# Extract to read
----------------

It's odd to make an investment in a system and then have that system go away. The earliest I knew of this was back in the film days when Canon changed their lens mount from the FD mount to the EOS mount. They bit the bullet and made the change because the Canon engineers were convinced that the narrow diameter of their camera's FD mount would restrict their ability to design fast and long lenses. Rather than compromise on optical performance they instead pissed off the legions of photographers who had made vast investments in bodies and lenses. And they gave Nikon (same basic mount for the last 10,000 years) a goldmine filled with marketing ammunition.
In the long run it proved to be a prescient move as it allowed them a free hand in lens design and allowed for a flexible electronic interface that made their transition from film to digital that much easier.
More recently Olympus orphaned their Four Thirds cameras (the ones with traditional moving mirrors) in favor of a Micro Four Thirds mount, a move necessitated by the change in the way the cameras auto focused and the amount of space between the back of the lenses and the actual sensor. I can't imagine you were a happy camper if you had just migrated to the older system right before the switch and had just sunk significant money into a couple of E-5 bodies and some lenses like the 7-14mm f2.8, the 14-35mm f2.0 and the 35-100mm f2.0. All incredibly good lenses that never worked as well (focusing) with adapters and the newer EM cameras.
While the lenses would likely last for decades and give the same ultra high quality performance you would be stuck with whatever the final and most advanced camera in the system might be. In the case of Olympus it was the E-5 with a 12 megapixel sensor and a few glitches, like a penchant for back and front focusing. If you were hellbent on staying with your system I guess your short term workaround would be to go out and buy as many remaindered cameras bodies as you could so you would always have a workable candidate to put behind the lenses. But you would never be able to take advantage of the advances in sensor design that have occurred since that camera's tenure in the market. Still, if you are willing to deal with manually focusing the lens you could upgrade to the EM-1 family and still use the optics in which you've invested. So, not really a totally orphaned system.
I was an enthusiastic Contax user in the film days and when they finally closed out the Contax RTS iii and it was apparent that no further development of that mount would occur I was stuck with the choice of trying to soldier onward or take my losses and change systems (again). It would be nearly a decade and a half later when those gem like Contax, Zeiss lenses could be used once again on a camera. In this case a Sony A7rii. But even before the end of film snuffed out the Contax line they also changed mounts in mid-stream, from the Y/C mount (Yashica/Contax) to the Contax N mount. Another engineering move to a wider diameter mount.

----------------

# Coordinate annotation entries

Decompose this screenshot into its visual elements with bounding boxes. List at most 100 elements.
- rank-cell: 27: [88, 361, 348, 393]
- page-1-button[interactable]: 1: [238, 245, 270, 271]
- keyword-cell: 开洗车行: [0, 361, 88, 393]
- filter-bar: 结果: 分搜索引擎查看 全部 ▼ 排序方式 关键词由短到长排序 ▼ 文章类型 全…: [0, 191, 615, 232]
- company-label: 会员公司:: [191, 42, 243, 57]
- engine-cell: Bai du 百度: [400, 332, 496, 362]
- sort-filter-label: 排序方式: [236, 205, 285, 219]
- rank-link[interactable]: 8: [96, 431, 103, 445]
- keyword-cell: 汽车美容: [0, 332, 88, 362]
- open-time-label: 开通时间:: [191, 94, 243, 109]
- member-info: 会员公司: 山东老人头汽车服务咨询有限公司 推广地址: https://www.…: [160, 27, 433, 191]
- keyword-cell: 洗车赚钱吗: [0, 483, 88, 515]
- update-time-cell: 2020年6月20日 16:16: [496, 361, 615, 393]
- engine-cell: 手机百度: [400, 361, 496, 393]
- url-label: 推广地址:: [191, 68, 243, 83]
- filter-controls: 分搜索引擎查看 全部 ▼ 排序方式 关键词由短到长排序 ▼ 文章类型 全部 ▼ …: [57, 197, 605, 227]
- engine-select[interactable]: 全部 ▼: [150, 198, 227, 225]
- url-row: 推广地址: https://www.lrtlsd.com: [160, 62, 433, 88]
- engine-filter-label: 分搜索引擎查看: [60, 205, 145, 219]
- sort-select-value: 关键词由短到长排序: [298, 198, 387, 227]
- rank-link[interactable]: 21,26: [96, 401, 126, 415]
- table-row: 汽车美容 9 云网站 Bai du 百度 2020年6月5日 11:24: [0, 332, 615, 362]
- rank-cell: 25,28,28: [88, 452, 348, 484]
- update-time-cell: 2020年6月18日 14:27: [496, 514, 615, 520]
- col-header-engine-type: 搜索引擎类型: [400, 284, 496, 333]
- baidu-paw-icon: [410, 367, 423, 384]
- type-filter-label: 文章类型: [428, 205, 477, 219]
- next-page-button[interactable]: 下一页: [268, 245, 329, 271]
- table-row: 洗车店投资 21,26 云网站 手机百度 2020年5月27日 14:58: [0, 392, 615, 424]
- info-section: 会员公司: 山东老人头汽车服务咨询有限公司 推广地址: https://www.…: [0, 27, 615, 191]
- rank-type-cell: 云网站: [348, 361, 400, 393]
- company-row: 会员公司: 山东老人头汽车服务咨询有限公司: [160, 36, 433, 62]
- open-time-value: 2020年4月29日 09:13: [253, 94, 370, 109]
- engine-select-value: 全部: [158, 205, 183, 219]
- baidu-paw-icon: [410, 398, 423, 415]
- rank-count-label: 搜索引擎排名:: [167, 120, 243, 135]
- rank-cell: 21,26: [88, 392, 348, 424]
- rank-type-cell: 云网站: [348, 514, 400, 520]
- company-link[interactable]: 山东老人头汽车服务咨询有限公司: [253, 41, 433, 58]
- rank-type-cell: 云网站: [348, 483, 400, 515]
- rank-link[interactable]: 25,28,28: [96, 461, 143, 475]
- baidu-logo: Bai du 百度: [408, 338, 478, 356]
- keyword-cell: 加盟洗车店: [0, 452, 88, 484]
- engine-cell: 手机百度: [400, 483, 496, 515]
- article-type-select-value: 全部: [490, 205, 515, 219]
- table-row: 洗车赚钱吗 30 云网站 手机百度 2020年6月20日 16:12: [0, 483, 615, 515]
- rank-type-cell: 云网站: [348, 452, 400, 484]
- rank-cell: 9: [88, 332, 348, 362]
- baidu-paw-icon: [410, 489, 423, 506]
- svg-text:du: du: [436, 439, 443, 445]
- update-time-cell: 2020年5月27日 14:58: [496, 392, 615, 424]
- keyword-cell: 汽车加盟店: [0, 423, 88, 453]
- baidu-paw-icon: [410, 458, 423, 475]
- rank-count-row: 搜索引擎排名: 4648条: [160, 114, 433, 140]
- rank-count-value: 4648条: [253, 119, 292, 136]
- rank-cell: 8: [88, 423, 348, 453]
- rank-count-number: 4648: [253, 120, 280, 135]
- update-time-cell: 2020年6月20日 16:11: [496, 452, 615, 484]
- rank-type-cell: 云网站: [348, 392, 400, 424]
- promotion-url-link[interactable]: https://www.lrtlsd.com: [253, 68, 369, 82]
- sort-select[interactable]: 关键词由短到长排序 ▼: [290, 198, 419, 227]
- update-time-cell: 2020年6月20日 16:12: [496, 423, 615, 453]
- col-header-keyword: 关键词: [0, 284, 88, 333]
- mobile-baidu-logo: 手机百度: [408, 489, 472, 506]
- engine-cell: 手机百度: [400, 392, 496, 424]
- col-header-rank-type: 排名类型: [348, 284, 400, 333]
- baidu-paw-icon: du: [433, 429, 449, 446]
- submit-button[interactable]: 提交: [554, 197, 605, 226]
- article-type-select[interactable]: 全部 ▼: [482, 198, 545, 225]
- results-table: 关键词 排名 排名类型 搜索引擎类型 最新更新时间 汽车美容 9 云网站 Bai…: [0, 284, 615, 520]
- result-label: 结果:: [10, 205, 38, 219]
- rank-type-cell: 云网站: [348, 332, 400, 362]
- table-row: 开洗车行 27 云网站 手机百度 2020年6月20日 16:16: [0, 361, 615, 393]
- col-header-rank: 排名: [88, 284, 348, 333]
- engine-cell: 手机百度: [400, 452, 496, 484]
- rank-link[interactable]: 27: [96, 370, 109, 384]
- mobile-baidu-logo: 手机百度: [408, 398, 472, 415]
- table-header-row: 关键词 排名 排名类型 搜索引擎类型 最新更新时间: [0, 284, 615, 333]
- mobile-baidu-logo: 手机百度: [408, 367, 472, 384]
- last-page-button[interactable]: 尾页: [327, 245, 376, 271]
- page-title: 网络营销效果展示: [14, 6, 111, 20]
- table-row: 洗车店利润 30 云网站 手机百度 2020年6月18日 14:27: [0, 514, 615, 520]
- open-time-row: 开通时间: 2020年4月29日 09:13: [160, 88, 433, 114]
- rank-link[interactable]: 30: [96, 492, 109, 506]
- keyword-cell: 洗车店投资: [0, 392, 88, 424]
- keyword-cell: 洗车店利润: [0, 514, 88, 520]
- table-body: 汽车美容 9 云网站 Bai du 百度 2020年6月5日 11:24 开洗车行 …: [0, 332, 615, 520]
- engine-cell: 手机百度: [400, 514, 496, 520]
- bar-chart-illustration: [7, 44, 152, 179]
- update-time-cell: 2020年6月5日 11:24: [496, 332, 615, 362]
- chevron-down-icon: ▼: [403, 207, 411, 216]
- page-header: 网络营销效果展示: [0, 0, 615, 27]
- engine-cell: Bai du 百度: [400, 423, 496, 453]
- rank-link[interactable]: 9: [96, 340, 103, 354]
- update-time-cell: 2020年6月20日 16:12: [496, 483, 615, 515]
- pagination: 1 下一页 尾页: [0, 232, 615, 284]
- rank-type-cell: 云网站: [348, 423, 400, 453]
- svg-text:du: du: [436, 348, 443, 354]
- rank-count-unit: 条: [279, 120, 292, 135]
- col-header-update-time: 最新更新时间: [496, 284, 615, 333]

----------------

# Set tasks
A – Reproduce the entries verbatim, starting from their first line and going on through the line containing "- filter-bar: 结果: 分搜索引擎查看".
B – Proceed with the essay on discontinued camera lens mounts from its last sentence.

# Responses for each task
A –
Decompose this screenshot into its visual elements with bounding boxes. List at most 100 elements.
- rank-cell: 27: [88, 361, 348, 393]
- page-1-button[interactable]: 1: [238, 245, 270, 271]
- keyword-cell: 开洗车行: [0, 361, 88, 393]
- filter-bar: 结果: 分搜索引擎查看 全部 ▼ 排序方式 关键词由短到长排序 ▼ 文章类型 全…: [0, 191, 615, 232]

B –
The latest (and I think most egregious) brand abandonment came last year from Samsung. As recently as 2012 they talked about becoming the number one or two best selling camera company in the world. About two years ago they introduced their flagship camera, the NX-1, along with an assortment of lenses aimed squarely at professionals and hard core hobbyists. They induced thousands of people to trade in their existing (working) cameras as partial trade up to the new system. They spoke in terms of fleshing out the line and going after the "big guys." There were a few stumbles with the NX-1. It used a new video codec that was a real computer basher. Had they stuck with a conventional codec it's entirely possible that they could have given Panasonic's GH4 a real run for the money with video people. In the purely still photography realm the camera, by most accounts, was a stellar performer. The sensor was detailed and relatively low noise. It also boasted dynamic range that was close (but not equal ) to the Sony sensors, and delivered higher resolution.
I worked with a previous generation of Samsung cameras and found their best lenses to be rivals to the very best optics from Canon and Nikon. The two lenses that they delivered with the NX1 camera initially were very well reviewed. So, right up until the day they decided to pull the plug on the whole camera system they were pushing hard to get people to convert. Their campaign "Ditch the DSLR" was a call to move to mirrorless. And then, country by country, they pulled the plug. No more shipments of cameras but at the same time no official announcements. No one outside of Samsung (and perhaps their advertising affiliates) had any idea whether this was just a pause, a retrenchment or what. It turns out that they just made a decision to walk away from the serious camera market and did it in a most disingenuous way. Like a girlfriend of boyfriend who never breaks up with you but never returns your phone calls. Were they kidnapped? Did they perish in a plane crash? Or were they just never that into you?
So, thousands of people bought into the system and invested only to be left at the altar. Now they have a camera which is only useful with proprietary lenses and a group of lenses that is only useful with a proprietary lens mount. I doubt there will be another firmware upgrade for either body or lenses. And all the interchangeable lens bodies below the flagship are also vanishing.
Samsung obviously didn't go out of business. They still sell cellphones and refrigerators and lots of other stuff all over the world. I'm fairly certain that they looked at the trending numbers for the interchangeable lens camera market worldwide and realized that they had just, with much bluster, entered a declining, perhaps dying, market and they made an executive decision to bail early rather than late.
The sad thing is that with the introduction of the NX1 they just seemed to finally get how to make a usable camera. Something ultimately fun to shoot. Of all the events in the last two years that point most vigorously to the death of the camera market overall Samsung's decision to cut and run is probably the most visible.
I understand Samsung's exit. If I could look at all the future marketing numbers and see that in two years the total pie for all interchangeable lens cameras would shrink by over half I think I would also bail, if I weren't one of the two or three front runners. But I think I could have made a much more graceful and less painful exit. And perhaps I would have figured out a way to make the exit less painful for the consumers who had decided to believe in my company and my sales talk.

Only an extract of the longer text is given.